**Stated task:** In the data below, locate each line with the word "zabytków" and list it.

━━━ Supplied records

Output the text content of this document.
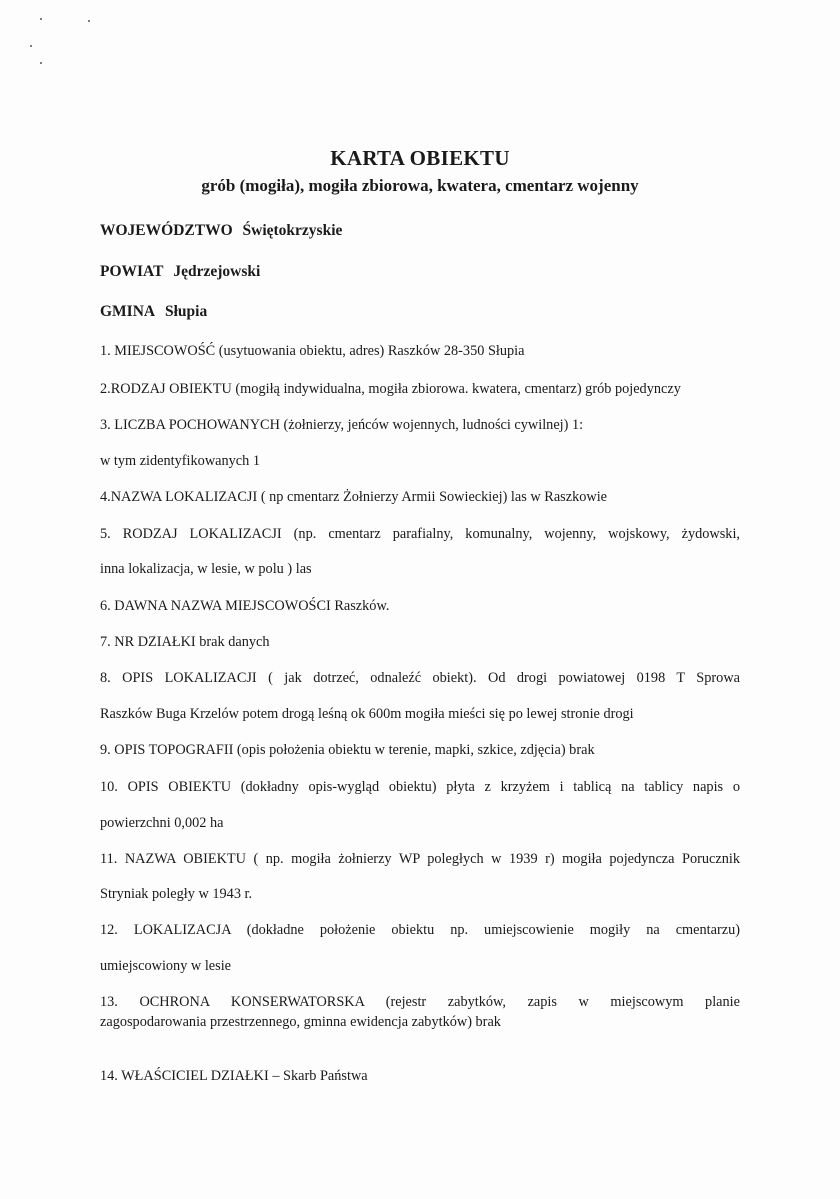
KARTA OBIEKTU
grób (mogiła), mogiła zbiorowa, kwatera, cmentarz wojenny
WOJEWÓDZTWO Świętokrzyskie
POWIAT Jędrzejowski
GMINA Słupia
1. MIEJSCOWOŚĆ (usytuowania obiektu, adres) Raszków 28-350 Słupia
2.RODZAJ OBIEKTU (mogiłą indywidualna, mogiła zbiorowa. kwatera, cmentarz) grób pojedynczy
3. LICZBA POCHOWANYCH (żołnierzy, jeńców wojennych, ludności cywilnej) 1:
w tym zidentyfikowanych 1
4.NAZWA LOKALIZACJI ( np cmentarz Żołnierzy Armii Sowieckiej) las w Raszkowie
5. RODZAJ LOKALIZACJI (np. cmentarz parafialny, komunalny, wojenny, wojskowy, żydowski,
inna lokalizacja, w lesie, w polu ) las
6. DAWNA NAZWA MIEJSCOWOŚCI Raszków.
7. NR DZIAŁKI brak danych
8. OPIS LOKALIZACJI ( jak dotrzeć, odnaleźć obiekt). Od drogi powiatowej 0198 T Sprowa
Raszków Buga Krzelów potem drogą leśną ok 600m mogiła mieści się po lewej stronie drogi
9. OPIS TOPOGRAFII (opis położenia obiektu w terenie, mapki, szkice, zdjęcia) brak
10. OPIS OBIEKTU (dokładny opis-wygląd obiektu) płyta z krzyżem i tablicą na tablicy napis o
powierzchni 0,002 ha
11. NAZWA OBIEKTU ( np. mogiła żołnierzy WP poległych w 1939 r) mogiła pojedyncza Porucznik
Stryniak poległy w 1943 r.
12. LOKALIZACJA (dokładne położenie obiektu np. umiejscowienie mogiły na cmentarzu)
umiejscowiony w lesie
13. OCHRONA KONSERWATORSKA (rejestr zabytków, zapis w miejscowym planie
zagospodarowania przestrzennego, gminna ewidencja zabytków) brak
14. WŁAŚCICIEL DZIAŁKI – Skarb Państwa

━━━━━━

**Complete output:**
13. OCHRONA KONSERWATORSKA (rejestr zabytków, zapis w miejscowym planie
zagospodarowania przestrzennego, gminna ewidencja zabytków) brak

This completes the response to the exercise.